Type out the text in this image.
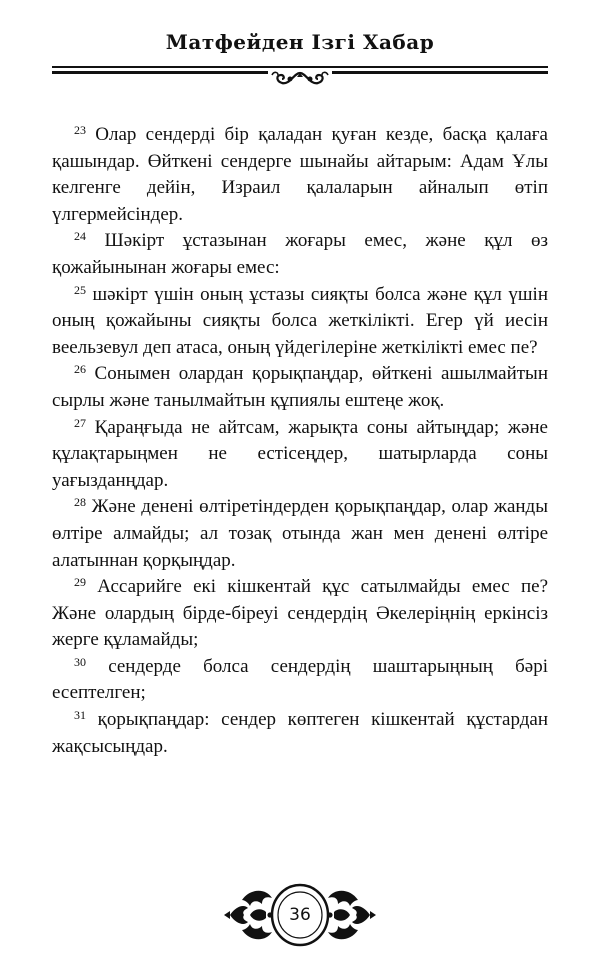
Матфейден Ізгі Хабар

$^{23}$ Олар сендерді бір қаладан қуған кезде, басқа қалаға қашындар. Өйткені сендерге шынайы айтарым: Адам Ұлы келгенге дейін, Израил қалаларын айналып өтіп үлгермейсіндер.

$^{24}$ Шәкірт ұстазынан жоғары емес, және құл өз қожайынынан жоғары емес:

$^{25}$ шәкірт үшін оның ұстазы сияқты болса және құл үшін оның қожайыны сияқты болса жеткілікті. Егер үй иесін веельзевул деп атаса, оның үйдегілеріне жеткілікті емес пе?

$^{26}$ Сонымен олардан қорықпаңдар, өйткені ашылмайтын сырлы және танылмайтын құпиялы ештеңе жоқ.

$^{27}$ Қараңғыда не айтсам, жарықта соны айтыңдар; және құлақтарыңмен не естісеңдер, шатырларда соны уағызданңдар.

$^{28}$ Және денені өлтіретіндерден қорықпаңдар, олар жанды өлтіре алмайды; ал тозақ отында жан мен денені өлтіре алатыннан қорқыңдар.

$^{29}$ Ассарийге екі кішкентай құс сатылмайды емес пе? Және олардың бірде-біреуі сендердің Әкелеріңнің еркінсіз жерге құламайды;

$^{30}$ сендерде болса сендердің шаштарыңның бәрі есептелген;

$^{31}$ қорықпаңдар: сендер көптеген кішкентай құстардан жақсысыңдар.

36
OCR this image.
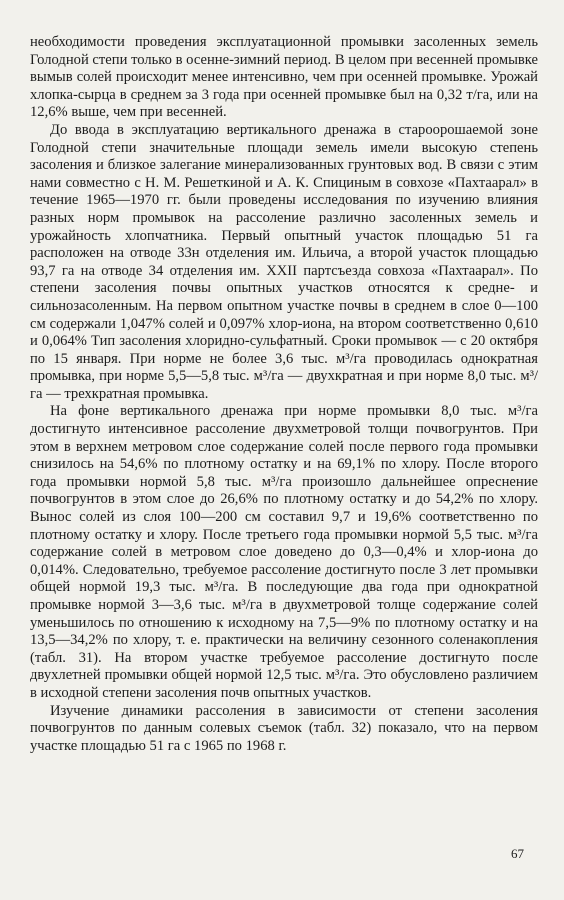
необходимости проведения эксплуатационной промывки засоленных земель Голодной степи только в осенне-зимний период. В целом при весенней промывке вымыв солей происходит менее интенсивно, чем при осенней промывке. Урожай хлопка-сырца в среднем за 3 года при осенней промывке был на 0,32 т/га, или на 12,6% выше, чем при весенней.

До ввода в эксплуатацию вертикального дренажа в староорошаемой зоне Голодной степи значительные площади земель имели высокую степень засоления и близкое залегание минерализованных грунтовых вод. В связи с этим нами совместно с Н. М. Решеткиной и А. К. Спициным в совхозе «Пахтаарал» в течение 1965—1970 гг. были проведены исследования по изучению влияния разных норм промывок на рассоление различно засоленных земель и урожайность хлопчатника. Первый опытный участок площадью 51 га расположен на отводе 33н отделения им. Ильича, а второй участок площадью 93,7 га на отводе 34 отделения им. XXII партсъезда совхоза «Пахтаарал». По степени засоления почвы опытных участков относятся к средне- и сильнозасоленным. На первом опытном участке почвы в среднем в слое 0—100 см содержали 1,047% солей и 0,097% хлор-иона, на втором соответственно 0,610 и 0,064% Тип засоления хлоридно-сульфатный. Сроки промывок — с 20 октября по 15 января. При норме не более 3,6 тыс. м³/га проводилась однократная промывка, при норме 5,5—5,8 тыс. м³/га — двухкратная и при норме 8,0 тыс. м³/га — трехкратная промывка.

На фоне вертикального дренажа при норме промывки 8,0 тыс. м³/га достигнуто интенсивное рассоление двухметровой толщи почвогрунтов. При этом в верхнем метровом слое содержание солей после первого года промывки снизилось на 54,6% по плотному остатку и на 69,1% по хлору. После второго года промывки нормой 5,8 тыс. м³/га произошло дальнейшее опреснение почвогрунтов в этом слое до 26,6% по плотному остатку и до 54,2% по хлору. Вынос солей из слоя 100—200 см составил 9,7 и 19,6% соответственно по плотному остатку и хлору. После третьего года промывки нормой 5,5 тыс. м³/га содержание солей в метровом слое доведено до 0,3—0,4% и хлор-иона до 0,014%. Следовательно, требуемое рассоление достигнуто после 3 лет промывки общей нормой 19,3 тыс. м³/га. В последующие два года при однократной промывке нормой 3—3,6 тыс. м³/га в двухметровой толще содержание солей уменьшилось по отношению к исходному на 7,5—9% по плотному остатку и на 13,5—34,2% по хлору, т. е. практически на величину сезонного соленакопления (табл. 31). На втором участке требуемое рассоление достигнуто после двухлетней промывки общей нормой 12,5 тыс. м³/га. Это обусловлено различием в исходной степени засоления почв опытных участков.

Изучение динамики рассоления в зависимости от степени засоления почвогрунтов по данным солевых съемок (табл. 32) показало, что на первом участке площадью 51 га с 1965 по 1968 г.

67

-- Goal --
Check each line of these records for the string "первом" and state only how many lines have it.

-- Response to the task --
2